Supplied data
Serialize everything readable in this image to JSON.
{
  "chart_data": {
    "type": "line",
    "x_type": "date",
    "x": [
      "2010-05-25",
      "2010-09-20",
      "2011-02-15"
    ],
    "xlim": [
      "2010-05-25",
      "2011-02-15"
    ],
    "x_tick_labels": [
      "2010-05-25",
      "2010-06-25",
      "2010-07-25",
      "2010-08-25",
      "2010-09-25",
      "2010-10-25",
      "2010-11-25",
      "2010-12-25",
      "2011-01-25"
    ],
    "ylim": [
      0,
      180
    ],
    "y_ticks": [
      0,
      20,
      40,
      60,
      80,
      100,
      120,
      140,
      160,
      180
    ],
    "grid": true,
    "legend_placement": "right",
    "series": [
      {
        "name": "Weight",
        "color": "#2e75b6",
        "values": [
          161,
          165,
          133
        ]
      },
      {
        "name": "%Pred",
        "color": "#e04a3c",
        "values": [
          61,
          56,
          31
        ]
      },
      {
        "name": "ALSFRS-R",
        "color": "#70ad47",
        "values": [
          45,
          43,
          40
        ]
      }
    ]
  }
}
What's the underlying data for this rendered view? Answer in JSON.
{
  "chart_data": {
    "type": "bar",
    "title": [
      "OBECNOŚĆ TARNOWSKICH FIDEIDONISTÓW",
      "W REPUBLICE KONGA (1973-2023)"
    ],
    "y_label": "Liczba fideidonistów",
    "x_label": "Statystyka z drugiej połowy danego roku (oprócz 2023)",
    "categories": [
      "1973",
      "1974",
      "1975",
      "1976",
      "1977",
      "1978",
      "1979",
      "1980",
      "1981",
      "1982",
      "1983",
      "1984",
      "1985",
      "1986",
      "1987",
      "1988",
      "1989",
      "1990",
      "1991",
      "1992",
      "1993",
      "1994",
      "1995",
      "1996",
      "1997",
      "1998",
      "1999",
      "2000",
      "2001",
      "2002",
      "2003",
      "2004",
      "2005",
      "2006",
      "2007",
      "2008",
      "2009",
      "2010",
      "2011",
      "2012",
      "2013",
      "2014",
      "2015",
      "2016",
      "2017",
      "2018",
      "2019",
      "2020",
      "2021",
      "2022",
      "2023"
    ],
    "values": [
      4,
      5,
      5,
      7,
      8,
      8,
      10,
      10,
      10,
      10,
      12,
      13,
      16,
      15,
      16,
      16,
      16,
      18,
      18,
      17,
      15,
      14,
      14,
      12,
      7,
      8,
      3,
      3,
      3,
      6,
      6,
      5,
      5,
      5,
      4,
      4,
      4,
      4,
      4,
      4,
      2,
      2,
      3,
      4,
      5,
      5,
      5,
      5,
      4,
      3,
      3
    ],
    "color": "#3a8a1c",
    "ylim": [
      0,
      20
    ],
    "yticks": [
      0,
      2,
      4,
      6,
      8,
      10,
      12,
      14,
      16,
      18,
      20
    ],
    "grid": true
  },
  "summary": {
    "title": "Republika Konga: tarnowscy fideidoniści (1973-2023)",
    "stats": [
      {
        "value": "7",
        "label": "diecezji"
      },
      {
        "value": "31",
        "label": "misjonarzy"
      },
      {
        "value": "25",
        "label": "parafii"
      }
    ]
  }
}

Task prompt
Word for word, restate all of the data shown above.

Task solution
Serialize everything readable in this image to JSON.
{
  "chart_data": {
    "type": "line",
    "x_type": "date",
    "x": [
      "2010-05-25",
      "2010-09-20",
      "2011-02-15"
    ],
    "xlim": [
      "2010-05-25",
      "2011-02-15"
    ],
    "x_tick_labels": [
      "2010-05-25",
      "2010-06-25",
      "2010-07-25",
      "2010-08-25",
      "2010-09-25",
      "2010-10-25",
      "2010-11-25",
      "2010-12-25",
      "2011-01-25"
    ],
    "ylim": [
      0,
      180
    ],
    "y_ticks": [
      0,
      20,
      40,
      60,
      80,
      100,
      120,
      140,
      160,
      180
    ],
    "grid": true,
    "legend_placement": "right",
    "series": [
      {
        "name": "Weight",
        "color": "#2e75b6",
        "values": [
          161,
          165,
          133
        ]
      },
      {
        "name": "%Pred",
        "color": "#e04a3c",
        "values": [
          61,
          56,
          31
        ]
      },
      {
        "name": "ALSFRS-R",
        "color": "#70ad47",
        "values": [
          45,
          43,
          40
        ]
      }
    ]
  }
}
What's the underlying data for this rendered view? Answer in JSON.
{
  "chart_data": {
    "type": "bar",
    "title": [
      "OBECNOŚĆ TARNOWSKICH FIDEIDONISTÓW",
      "W REPUBLICE KONGA (1973-2023)"
    ],
    "y_label": "Liczba fideidonistów",
    "x_label": "Statystyka z drugiej połowy danego roku (oprócz 2023)",
    "categories": [
      "1973",
      "1974",
      "1975",
      "1976",
      "1977",
      "1978",
      "1979",
      "1980",
      "1981",
      "1982",
      "1983",
      "1984",
      "1985",
      "1986",
      "1987",
      "1988",
      "1989",
      "1990",
      "1991",
      "1992",
      "1993",
      "1994",
      "1995",
      "1996",
      "1997",
      "1998",
      "1999",
      "2000",
      "2001",
      "2002",
      "2003",
      "2004",
      "2005",
      "2006",
      "2007",
      "2008",
      "2009",
      "2010",
      "2011",
      "2012",
      "2013",
      "2014",
      "2015",
      "2016",
      "2017",
      "2018",
      "2019",
      "2020",
      "2021",
      "2022",
      "2023"
    ],
    "values": [
      4,
      5,
      5,
      7,
      8,
      8,
      10,
      10,
      10,
      10,
      12,
      13,
      16,
      15,
      16,
      16,
      16,
      18,
      18,
      17,
      15,
      14,
      14,
      12,
      7,
      8,
      3,
      3,
      3,
      6,
      6,
      5,
      5,
      5,
      4,
      4,
      4,
      4,
      4,
      4,
      2,
      2,
      3,
      4,
      5,
      5,
      5,
      5,
      4,
      3,
      3
    ],
    "color": "#3a8a1c",
    "ylim": [
      0,
      20
    ],
    "yticks": [
      0,
      2,
      4,
      6,
      8,
      10,
      12,
      14,
      16,
      18,
      20
    ],
    "grid": true
  },
  "summary": {
    "title": "Republika Konga: tarnowscy fideidoniści (1973-2023)",
    "stats": [
      {
        "value": "7",
        "label": "diecezji"
      },
      {
        "value": "31",
        "label": "misjonarzy"
      },
      {
        "value": "25",
        "label": "parafii"
      }
    ]
  }
}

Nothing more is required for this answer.